*Excerpted data*.
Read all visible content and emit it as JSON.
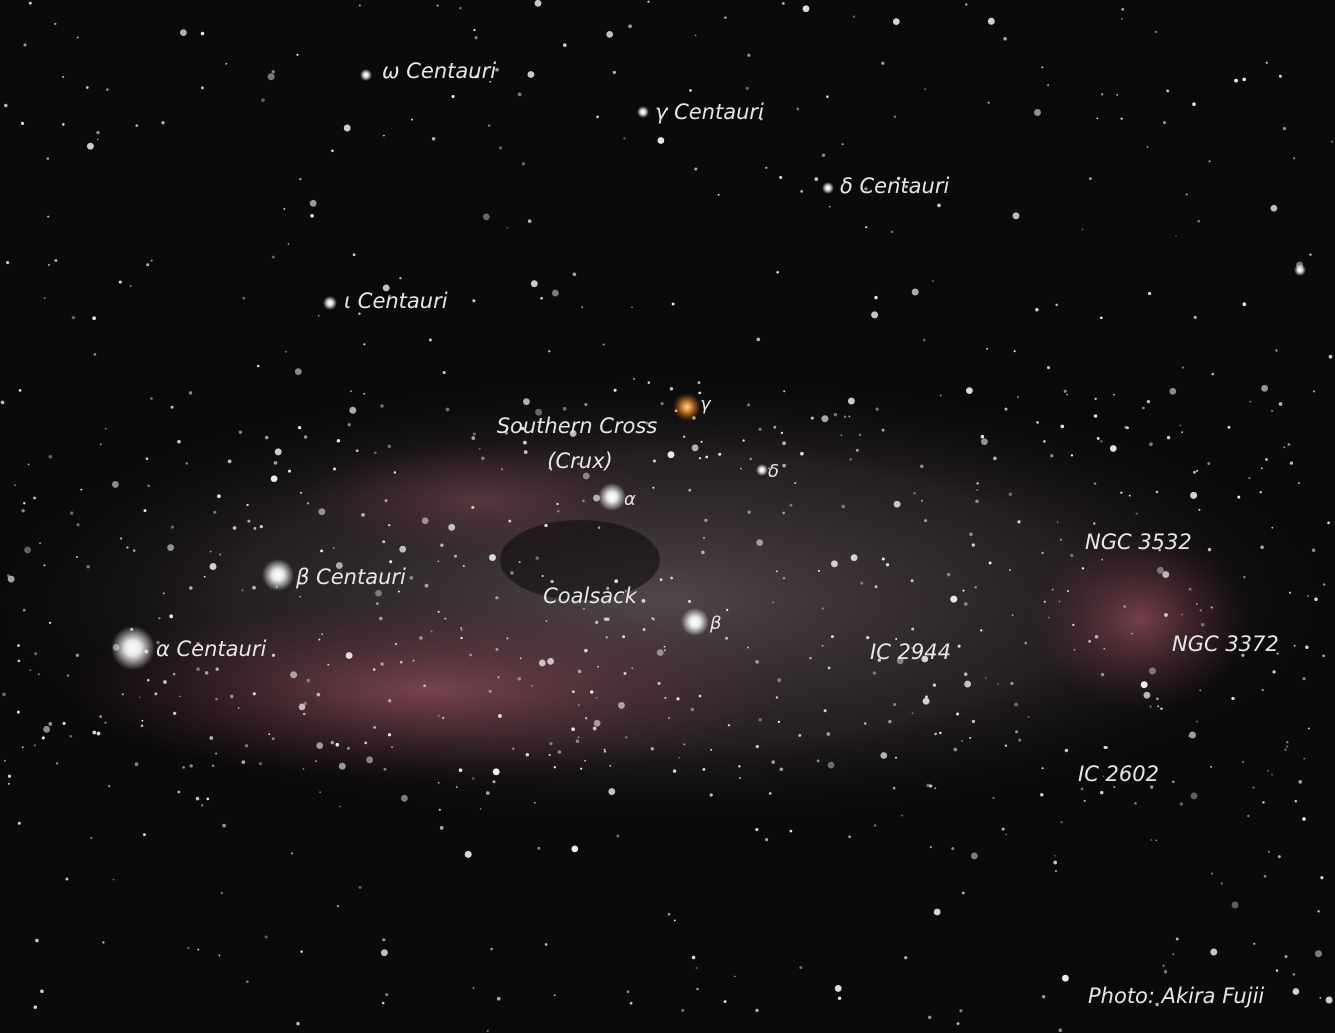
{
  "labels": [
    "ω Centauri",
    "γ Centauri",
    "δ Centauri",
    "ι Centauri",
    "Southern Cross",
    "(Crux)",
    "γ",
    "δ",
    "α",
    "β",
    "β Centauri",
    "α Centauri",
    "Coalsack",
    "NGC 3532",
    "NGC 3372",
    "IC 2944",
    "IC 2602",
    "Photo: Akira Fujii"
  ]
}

*Work to be completed*. Examine the listing and say how many of its lines contain the string "Centauri". Give the number alone.

*Solution to this task*. 6